Do not carry the pictures over; copy every other part of the entries exactly.

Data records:
-.-.-

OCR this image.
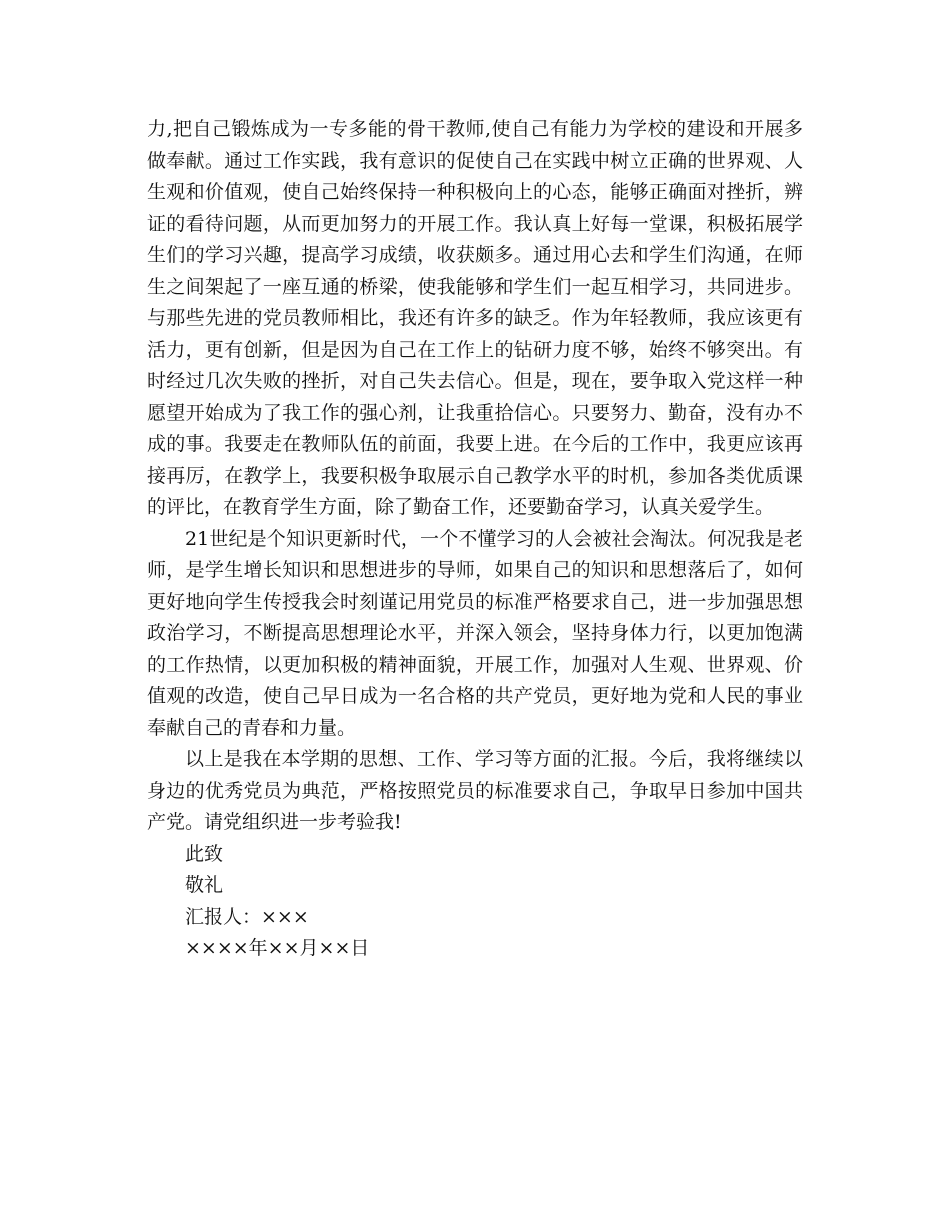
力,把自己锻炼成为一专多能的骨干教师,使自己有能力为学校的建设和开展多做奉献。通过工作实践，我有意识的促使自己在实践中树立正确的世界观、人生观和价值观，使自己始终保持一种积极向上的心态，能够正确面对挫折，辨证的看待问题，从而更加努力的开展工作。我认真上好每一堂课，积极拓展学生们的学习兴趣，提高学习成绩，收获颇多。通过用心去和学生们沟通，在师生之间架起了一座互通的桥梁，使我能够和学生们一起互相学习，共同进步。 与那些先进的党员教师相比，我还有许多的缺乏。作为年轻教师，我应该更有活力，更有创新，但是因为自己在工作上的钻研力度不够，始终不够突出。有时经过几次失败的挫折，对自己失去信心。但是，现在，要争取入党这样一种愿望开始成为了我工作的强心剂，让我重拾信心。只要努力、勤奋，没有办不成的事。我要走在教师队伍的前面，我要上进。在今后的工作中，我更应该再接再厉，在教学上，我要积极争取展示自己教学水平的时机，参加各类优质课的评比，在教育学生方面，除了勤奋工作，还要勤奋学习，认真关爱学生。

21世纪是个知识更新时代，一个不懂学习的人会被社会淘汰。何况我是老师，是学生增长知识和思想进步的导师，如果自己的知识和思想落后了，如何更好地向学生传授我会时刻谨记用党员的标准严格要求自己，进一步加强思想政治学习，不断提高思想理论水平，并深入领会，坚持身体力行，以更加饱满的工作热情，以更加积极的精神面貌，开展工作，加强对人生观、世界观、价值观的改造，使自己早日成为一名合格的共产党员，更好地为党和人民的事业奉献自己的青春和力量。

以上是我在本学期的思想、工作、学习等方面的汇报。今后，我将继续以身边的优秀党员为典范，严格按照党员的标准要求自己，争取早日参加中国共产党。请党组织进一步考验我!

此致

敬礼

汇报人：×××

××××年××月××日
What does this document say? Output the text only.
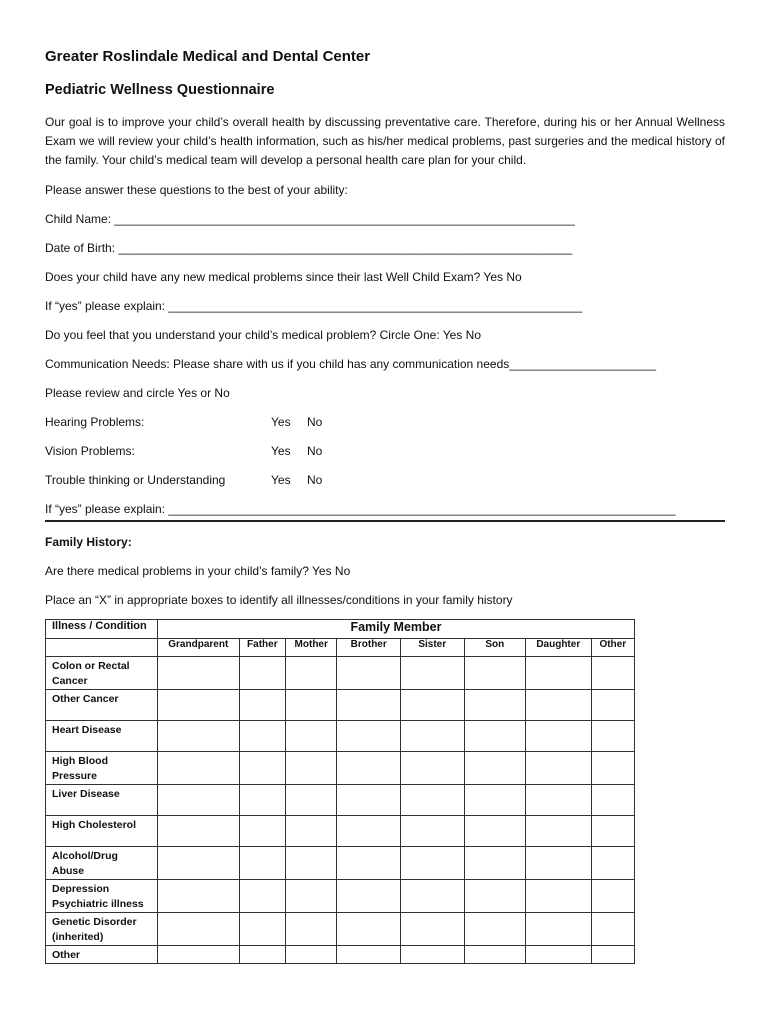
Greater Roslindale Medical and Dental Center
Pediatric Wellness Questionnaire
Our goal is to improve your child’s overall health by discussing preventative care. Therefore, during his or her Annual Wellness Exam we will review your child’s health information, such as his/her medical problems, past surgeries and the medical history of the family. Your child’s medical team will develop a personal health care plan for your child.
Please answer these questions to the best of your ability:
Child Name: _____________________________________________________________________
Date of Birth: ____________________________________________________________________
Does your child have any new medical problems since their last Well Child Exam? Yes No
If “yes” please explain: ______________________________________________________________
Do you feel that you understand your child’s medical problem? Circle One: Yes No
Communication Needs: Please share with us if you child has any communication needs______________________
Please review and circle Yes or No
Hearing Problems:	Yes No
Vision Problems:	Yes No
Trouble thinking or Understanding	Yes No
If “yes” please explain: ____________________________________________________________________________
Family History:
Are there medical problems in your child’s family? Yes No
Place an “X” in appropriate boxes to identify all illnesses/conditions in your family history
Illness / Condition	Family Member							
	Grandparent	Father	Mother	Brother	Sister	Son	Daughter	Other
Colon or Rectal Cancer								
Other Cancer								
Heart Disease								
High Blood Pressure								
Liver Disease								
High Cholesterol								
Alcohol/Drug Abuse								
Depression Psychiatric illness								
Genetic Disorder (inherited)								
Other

-.-.-

■ Response to this task:
OCR this image.
力,把自己锻炼成为一专多能的骨干教师,使自己有能力为学校的建设和开展多做奉献。通过工作实践，我有意识的促使自己在实践中树立正确的世界观、人生观和价值观，使自己始终保持一种积极向上的心态，能够正确面对挫折，辨证的看待问题，从而更加努力的开展工作。我认真上好每一堂课，积极拓展学生们的学习兴趣，提高学习成绩，收获颇多。通过用心去和学生们沟通，在师生之间架起了一座互通的桥梁，使我能够和学生们一起互相学习，共同进步。 与那些先进的党员教师相比，我还有许多的缺乏。作为年轻教师，我应该更有活力，更有创新，但是因为自己在工作上的钻研力度不够，始终不够突出。有时经过几次失败的挫折，对自己失去信心。但是，现在，要争取入党这样一种愿望开始成为了我工作的强心剂，让我重拾信心。只要努力、勤奋，没有办不成的事。我要走在教师队伍的前面，我要上进。在今后的工作中，我更应该再接再厉，在教学上，我要积极争取展示自己教学水平的时机，参加各类优质课的评比，在教育学生方面，除了勤奋工作，还要勤奋学习，认真关爱学生。

21世纪是个知识更新时代，一个不懂学习的人会被社会淘汰。何况我是老师，是学生增长知识和思想进步的导师，如果自己的知识和思想落后了，如何更好地向学生传授我会时刻谨记用党员的标准严格要求自己，进一步加强思想政治学习，不断提高思想理论水平，并深入领会，坚持身体力行，以更加饱满的工作热情，以更加积极的精神面貌，开展工作，加强对人生观、世界观、价值观的改造，使自己早日成为一名合格的共产党员，更好地为党和人民的事业奉献自己的青春和力量。

以上是我在本学期的思想、工作、学习等方面的汇报。今后，我将继续以身边的优秀党员为典范，严格按照党员的标准要求自己，争取早日参加中国共产党。请党组织进一步考验我!

此致

敬礼

汇报人：×××

××××年××月××日
What does this document say? Output the text only.
Greater Roslindale Medical and Dental Center
Pediatric Wellness Questionnaire
Our goal is to improve your child’s overall health by discussing preventative care. Therefore, during his or her Annual Wellness Exam we will review your child’s health information, such as his/her medical problems, past surgeries and the medical history of the family. Your child’s medical team will develop a personal health care plan for your child.
Please answer these questions to the best of your ability:
Child Name: _____________________________________________________________________
Date of Birth: ____________________________________________________________________
Does your child have any new medical problems since their last Well Child Exam? Yes No
If “yes” please explain: ______________________________________________________________
Do you feel that you understand your child’s medical problem? Circle One: Yes No
Communication Needs: Please share with us if you child has any communication needs______________________
Please review and circle Yes or No
Hearing Problems:	Yes No
Vision Problems:	Yes No
Trouble thinking or Understanding	Yes No
If “yes” please explain: ____________________________________________________________________________
Family History:
Are there medical problems in your child’s family? Yes No
Place an “X” in appropriate boxes to identify all illnesses/conditions in your family history
Illness / Condition	Family Member							
	Grandparent	Father	Mother	Brother	Sister	Son	Daughter	Other
Colon or Rectal Cancer								
Other Cancer								
Heart Disease								
High Blood Pressure								
Liver Disease								
High Cholesterol								
Alcohol/Drug Abuse								
Depression Psychiatric illness								
Genetic Disorder (inherited)								
Other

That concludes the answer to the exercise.